# Excerpt from a dataset

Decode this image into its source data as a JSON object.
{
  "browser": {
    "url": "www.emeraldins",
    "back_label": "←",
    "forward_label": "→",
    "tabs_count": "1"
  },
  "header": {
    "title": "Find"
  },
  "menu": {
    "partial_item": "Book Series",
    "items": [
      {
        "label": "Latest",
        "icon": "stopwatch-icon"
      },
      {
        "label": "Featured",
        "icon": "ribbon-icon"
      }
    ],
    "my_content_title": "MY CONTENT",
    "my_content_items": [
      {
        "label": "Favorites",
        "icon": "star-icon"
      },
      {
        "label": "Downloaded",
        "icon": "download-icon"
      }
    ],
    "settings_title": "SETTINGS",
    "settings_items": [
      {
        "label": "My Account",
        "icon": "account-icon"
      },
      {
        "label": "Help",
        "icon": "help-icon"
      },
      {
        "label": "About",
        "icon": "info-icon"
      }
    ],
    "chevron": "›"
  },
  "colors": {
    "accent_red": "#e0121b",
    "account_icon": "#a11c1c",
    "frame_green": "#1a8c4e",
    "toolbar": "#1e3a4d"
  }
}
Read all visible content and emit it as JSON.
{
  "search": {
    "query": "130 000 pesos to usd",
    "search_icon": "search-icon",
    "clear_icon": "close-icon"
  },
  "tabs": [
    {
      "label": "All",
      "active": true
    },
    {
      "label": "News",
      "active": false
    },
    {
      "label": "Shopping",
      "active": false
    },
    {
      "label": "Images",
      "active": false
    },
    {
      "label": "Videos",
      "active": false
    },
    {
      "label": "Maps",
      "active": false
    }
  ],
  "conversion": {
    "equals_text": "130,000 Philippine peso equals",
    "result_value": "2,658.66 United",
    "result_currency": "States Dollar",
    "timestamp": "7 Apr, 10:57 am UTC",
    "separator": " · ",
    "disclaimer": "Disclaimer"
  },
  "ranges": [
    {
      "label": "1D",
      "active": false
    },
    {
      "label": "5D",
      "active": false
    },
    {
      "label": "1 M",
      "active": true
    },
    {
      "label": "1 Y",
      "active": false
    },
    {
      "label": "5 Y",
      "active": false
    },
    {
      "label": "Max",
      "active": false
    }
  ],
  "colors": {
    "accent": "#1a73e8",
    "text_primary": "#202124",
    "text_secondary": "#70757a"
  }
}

# To do
Return the lines from the line containing "Read all visible content and emit it as JSON." to the end of the entries above, exactly as they appear and with no other output.

# Output of the exercise
Read all visible content and emit it as JSON.
{
  "search": {
    "query": "130 000 pesos to usd",
    "search_icon": "search-icon",
    "clear_icon": "close-icon"
  },
  "tabs": [
    {
      "label": "All",
      "active": true
    },
    {
      "label": "News",
      "active": false
    },
    {
      "label": "Shopping",
      "active": false
    },
    {
      "label": "Images",
      "active": false
    },
    {
      "label": "Videos",
      "active": false
    },
    {
      "label": "Maps",
      "active": false
    }
  ],
  "conversion": {
    "equals_text": "130,000 Philippine peso equals",
    "result_value": "2,658.66 United",
    "result_currency": "States Dollar",
    "timestamp": "7 Apr, 10:57 am UTC",
    "separator": " · ",
    "disclaimer": "Disclaimer"
  },
  "ranges": [
    {
      "label": "1D",
      "active": false
    },
    {
      "label": "5D",
      "active": false
    },
    {
      "label": "1 M",
      "active": true
    },
    {
      "label": "1 Y",
      "active": false
    },
    {
      "label": "5 Y",
      "active": false
    },
    {
      "label": "Max",
      "active": false
    }
  ],
  "colors": {
    "accent": "#1a73e8",
    "text_primary": "#202124",
    "text_secondary": "#70757a"
  }
}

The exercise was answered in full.